_STATED EXERCISE_.
From the listing below, extract every line containing "title".

_INPUT MATERIAL_.

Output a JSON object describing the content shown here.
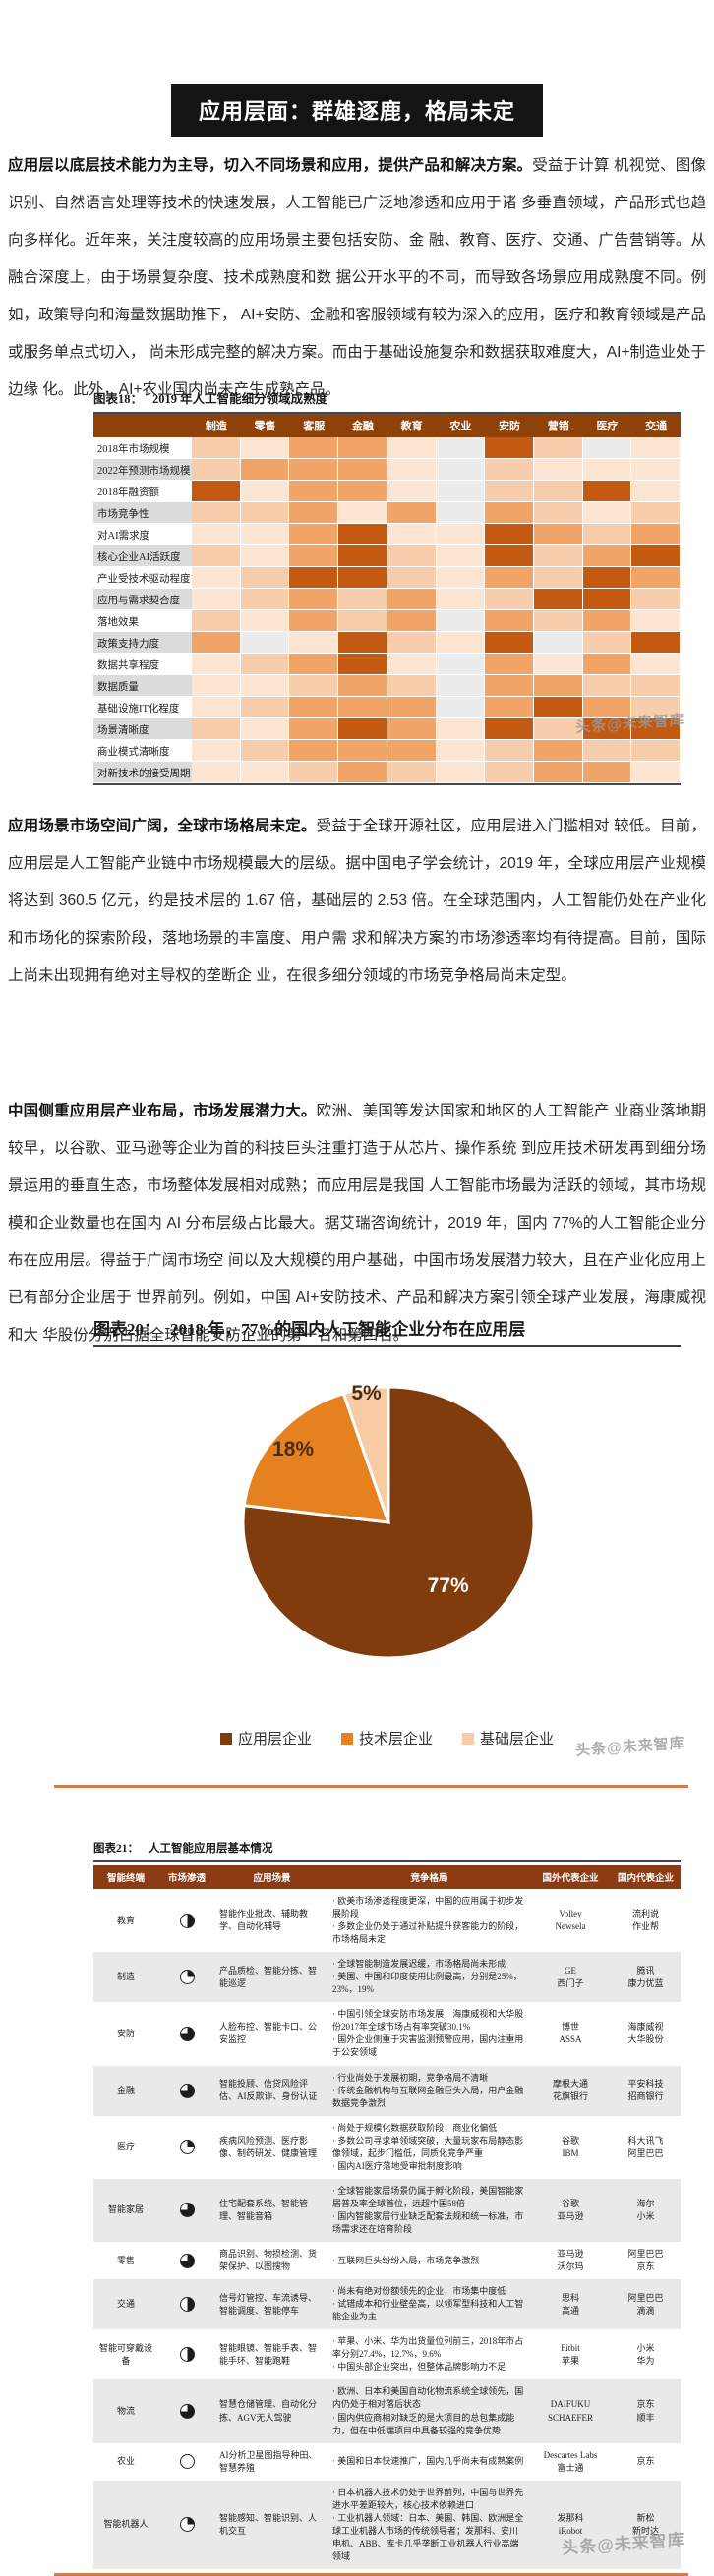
{
  "banner": {
    "title": "应用层面：群雄逐鹿，格局未定"
  },
  "paragraphs": {
    "p1_lead": "应用层以底层技术能力为主导，切入不同场景和应用，提供产品和解决方案。",
    "p1_rest": "受益于计算 机视觉、图像识别、自然语言处理等技术的快速发展，人工智能已广泛地渗透和应用于诸 多垂直领域，产品形式也趋向多样化。近年来，关注度较高的应用场景主要包括安防、金 融、教育、医疗、交通、广告营销等。从融合深度上，由于场景复杂度、技术成熟度和数 据公开水平的不同，而导致各场景应用成熟度不同。例如，政策导向和海量数据助推下， AI+安防、金融和客服领域有较为深入的应用，医疗和教育领域是产品或服务单点式切入， 尚未形成完整的解决方案。而由于基础设施复杂和数据获取难度大，AI+制造业处于边缘 化。此外，AI+农业国内尚未产生成熟产品。",
    "p2_lead": "应用场景市场空间广阔，全球市场格局未定。",
    "p2_rest": "受益于全球开源社区，应用层进入门槛相对 较低。目前，应用层是人工智能产业链中市场规模最大的层级。据中国电子学会统计，2019 年，全球应用层产业规模将达到 360.5 亿元，约是技术层的 1.67 倍，基础层的 2.53 倍。在全球范围内，人工智能仍处在产业化和市场化的探索阶段，落地场景的丰富度、用户需 求和解决方案的市场渗透率均有待提高。目前，国际上尚未出现拥有绝对主导权的垄断企 业，在很多细分领域的市场竞争格局尚未定型。",
    "p3_lead": "中国侧重应用层产业布局，市场发展潜力大。",
    "p3_rest": "欧洲、美国等发达国家和地区的人工智能产 业商业落地期较早，以谷歌、亚马逊等企业为首的科技巨头注重打造于从芯片、操作系统 到应用技术研发再到细分场景运用的垂直生态，市场整体发展相对成熟；而应用层是我国 人工智能市场最为活跃的领域，其市场规模和企业数量也在国内 AI 分布层级占比最大。据艾瑞咨询统计，2019 年，国内 77%的人工智能企业分布在应用层。得益于广阔市场空 间以及大规模的用户基础，中国市场发展潜力较大，且在产业化应用上已有部分企业居于 世界前列。例如，中国 AI+安防技术、产品和解决方案引领全球产业发展，海康威视和大 华股份分别占据全球智能安防企业的第一名和第四名。"
  },
  "watermark": "头条@未来智库",
  "chart_data": [
    {
      "type": "heatmap",
      "figure_label": "图表18：",
      "title": "2019 年人工智能细分领域成熟度",
      "x_categories": [
        "制造",
        "零售",
        "客服",
        "金融",
        "教育",
        "农业",
        "安防",
        "营销",
        "医疗",
        "交通"
      ],
      "y_categories": [
        "2018年市场规模",
        "2022年预测市场规模",
        "2018年融资额",
        "市场竞争性",
        "对AI需求度",
        "核心企业AI活跃度",
        "产业受技术驱动程度",
        "应用与需求契合度",
        "落地效果",
        "政策支持力度",
        "数据共享程度",
        "数据质量",
        "基础设施IT化程度",
        "场景清晰度",
        "商业模式清晰度",
        "对新技术的接受周期"
      ],
      "value_scale": "0=最低(灰) 到 4=最高(深橙)",
      "values": [
        [
          2,
          1,
          3,
          3,
          1,
          0,
          4,
          2,
          0,
          1
        ],
        [
          2,
          3,
          3,
          3,
          1,
          0,
          2,
          1,
          1,
          1
        ],
        [
          4,
          1,
          3,
          3,
          1,
          0,
          2,
          2,
          4,
          1
        ],
        [
          2,
          2,
          3,
          1,
          3,
          0,
          3,
          2,
          1,
          2
        ],
        [
          1,
          1,
          3,
          4,
          1,
          1,
          4,
          3,
          2,
          3
        ],
        [
          2,
          1,
          3,
          4,
          2,
          1,
          4,
          2,
          3,
          4
        ],
        [
          1,
          2,
          4,
          4,
          2,
          1,
          3,
          2,
          4,
          3
        ],
        [
          1,
          2,
          3,
          2,
          3,
          1,
          2,
          4,
          4,
          2
        ],
        [
          2,
          1,
          3,
          2,
          3,
          0,
          3,
          2,
          3,
          1
        ],
        [
          3,
          0,
          1,
          4,
          2,
          1,
          4,
          0,
          2,
          4
        ],
        [
          1,
          2,
          3,
          4,
          1,
          0,
          3,
          1,
          3,
          1
        ],
        [
          1,
          1,
          2,
          3,
          2,
          0,
          3,
          3,
          2,
          2
        ],
        [
          1,
          2,
          3,
          3,
          3,
          0,
          3,
          4,
          3,
          2
        ],
        [
          2,
          1,
          3,
          4,
          3,
          1,
          4,
          2,
          4,
          4
        ],
        [
          1,
          2,
          3,
          3,
          3,
          1,
          2,
          3,
          2,
          2
        ],
        [
          1,
          1,
          2,
          3,
          2,
          1,
          2,
          3,
          3,
          1
        ]
      ],
      "palette": [
        "#ECECEC",
        "#FCE5D2",
        "#F8CDAC",
        "#F0A467",
        "#C45A11"
      ],
      "header_color": "#8E4109"
    },
    {
      "type": "pie",
      "figure_label": "图表20：",
      "title": "2018 年，77%的国内人工智能企业分布在应用层",
      "labels": [
        "应用层企业",
        "技术层企业",
        "基础层企业"
      ],
      "values": [
        77,
        18,
        5
      ],
      "data_labels": [
        "77%",
        "18%",
        "5%"
      ],
      "colors": [
        "#803C0C",
        "#E5821F",
        "#F7CBA4"
      ],
      "label_colors": [
        "#FFFFFF",
        "#4a2c10",
        "#4a2c10"
      ],
      "label_radius": [
        0.62,
        0.85,
        0.97
      ],
      "start_angle_deg": 0,
      "direction": "clockwise",
      "legend_position": "bottom"
    }
  ],
  "app_table": {
    "figure_label": "图表21：",
    "title": "人工智能应用层基本情况",
    "columns": [
      "智能终端",
      "市场渗透",
      "应用场景",
      "竞争格局",
      "国外代表企业",
      "国内代表企业"
    ],
    "rows": [
      {
        "terminal": "教育",
        "penetration": 0.5,
        "scenarios": "智能作业批改、辅助教学、自动化辅导",
        "competition": [
          "欧美市场渗透程度更深，中国的应用属于初步发展阶段",
          "多数企业仍处于通过补贴提升获客能力的阶段，市场格局未定"
        ],
        "foreign": [
          "Volley",
          "Newsela"
        ],
        "domestic": [
          "流利说",
          "作业帮"
        ]
      },
      {
        "terminal": "制造",
        "penetration": 0.25,
        "scenarios": "产品质检、智能分拣、智能巡逻",
        "competition": [
          "全球智能制造发展迟缓，市场格局尚未形成",
          "美国、中国和印度使用比例最高，分别是25%，23%，19%"
        ],
        "foreign": [
          "GE",
          "西门子"
        ],
        "domestic": [
          "腾讯",
          "康力优蓝"
        ]
      },
      {
        "terminal": "安防",
        "penetration": 0.75,
        "scenarios": "人脸布控、智能卡口、公安监控",
        "competition": [
          "中国引领全球安防市场发展，海康威视和大华股份2017年全球市场占有率突破30.1%",
          "国外企业侧重于灾害监测预警应用，国内注重用于公安领域"
        ],
        "foreign": [
          "博世",
          "ASSA"
        ],
        "domestic": [
          "海康威视",
          "大华股份"
        ]
      },
      {
        "terminal": "金融",
        "penetration": 0.75,
        "scenarios": "智能投顾、信贷风险评估、AI反欺诈、身份认证",
        "competition": [
          "行业尚处于发展初期，竞争格局不清晰",
          "传统金融机构与互联网金融巨头入局，用户金融数据竞争激烈"
        ],
        "foreign": [
          "摩根大通",
          "花旗银行"
        ],
        "domestic": [
          "平安科技",
          "招商银行"
        ]
      },
      {
        "terminal": "医疗",
        "penetration": 0.25,
        "scenarios": "疾病风险预测、医疗影像、制药研发、健康管理",
        "competition": [
          "尚处于规模化数据获取阶段，商业化偏低",
          "多数公司寻求单领域突破，大量玩家布局静态影像领域，起步门槛低，同质化竞争严重",
          "国内AI医疗落地受审批制度影响"
        ],
        "foreign": [
          "谷歌",
          "IBM"
        ],
        "domestic": [
          "科大讯飞",
          "阿里巴巴"
        ]
      },
      {
        "terminal": "智能家居",
        "penetration": 0.75,
        "scenarios": "住宅配套系统、智能管理、智能音箱",
        "competition": [
          "全球智能家居场景仍属于孵化阶段，美国智能家居普及率全球首位，远超中国58倍",
          "国内智能家居行业缺乏配套法规和统一标准，市场需求还在培育阶段"
        ],
        "foreign": [
          "谷歌",
          "亚马逊"
        ],
        "domestic": [
          "海尔",
          "小米"
        ]
      },
      {
        "terminal": "零售",
        "penetration": 0.75,
        "scenarios": "商品识别、物损检测、货架保护、以图搜物",
        "competition": [
          "互联网巨头纷纷入局，市场竞争激烈"
        ],
        "foreign": [
          "亚马逊",
          "沃尔玛"
        ],
        "domestic": [
          "阿里巴巴",
          "京东"
        ]
      },
      {
        "terminal": "交通",
        "penetration": 0.5,
        "scenarios": "信号灯管控、车流诱导、智能调度、智能停车",
        "competition": [
          "尚未有绝对份额领先的企业，市场集中度低",
          "试错成本和行业壁垒高，以领军型科技和人工智能企业为主"
        ],
        "foreign": [
          "思科",
          "高通"
        ],
        "domestic": [
          "阿里巴巴",
          "滴滴"
        ]
      },
      {
        "terminal": "智能可穿戴设备",
        "penetration": 0.5,
        "scenarios": "智能眼镜、智能手表、智能手环、智能跑鞋",
        "competition": [
          "苹果、小米、华为出货量位列前三，2018年市占率分别27.4%，12.7%，9.6%",
          "中国头部企业突出，但整体品牌影响力不足"
        ],
        "foreign": [
          "Fitbit",
          "苹果"
        ],
        "domestic": [
          "小米",
          "华为"
        ]
      },
      {
        "terminal": "物流",
        "penetration": 0.75,
        "scenarios": "智慧仓储管理、自动化分拣、AGV无人驾驶",
        "competition": [
          "欧洲、日本和美国自动化物流系统全球领先，国内仍处于相对落后状态",
          "国内供应商相对缺乏的是大项目的总包集成能力，但在中低端项目中具备较强的竞争优势"
        ],
        "foreign": [
          "DAIFUKU",
          "SCHAEFER"
        ],
        "domestic": [
          "京东",
          "顺丰"
        ]
      },
      {
        "terminal": "农业",
        "penetration": 0,
        "scenarios": "AI分析卫星图指导种田、智慧养殖",
        "competition": [
          "美国和日本快速推广，国内几乎尚未有成熟案例"
        ],
        "foreign": [
          "Descartes Labs",
          "富士通"
        ],
        "domestic": [
          "京东"
        ]
      },
      {
        "terminal": "智能机器人",
        "penetration": 0.25,
        "scenarios": "智能感知、智能识别、人机交互",
        "competition": [
          "日本机器人技术仍处于世界前列，中国与世界先进水平差距较大，核心技术依赖进口",
          "工业机器人领域：日本、美国、韩国、欧洲是全球工业机器人市场的传统领导者；发那科、安川电机、ABB、库卡几乎垄断工业机器人行业高端领域"
        ],
        "foreign": [
          "发那科",
          "iRobot"
        ],
        "domestic": [
          "新松",
          "新时达"
        ]
      }
    ]
  }
}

_RESPONSE TO THE EXERCISE_.
    "title": "应用层面：群雄逐鹿，格局未定"
      "title": "2019 年人工智能细分领域成熟度",
      "title": "2018 年，77%的国内人工智能企业分布在应用层",
    "title": "人工智能应用层基本情况",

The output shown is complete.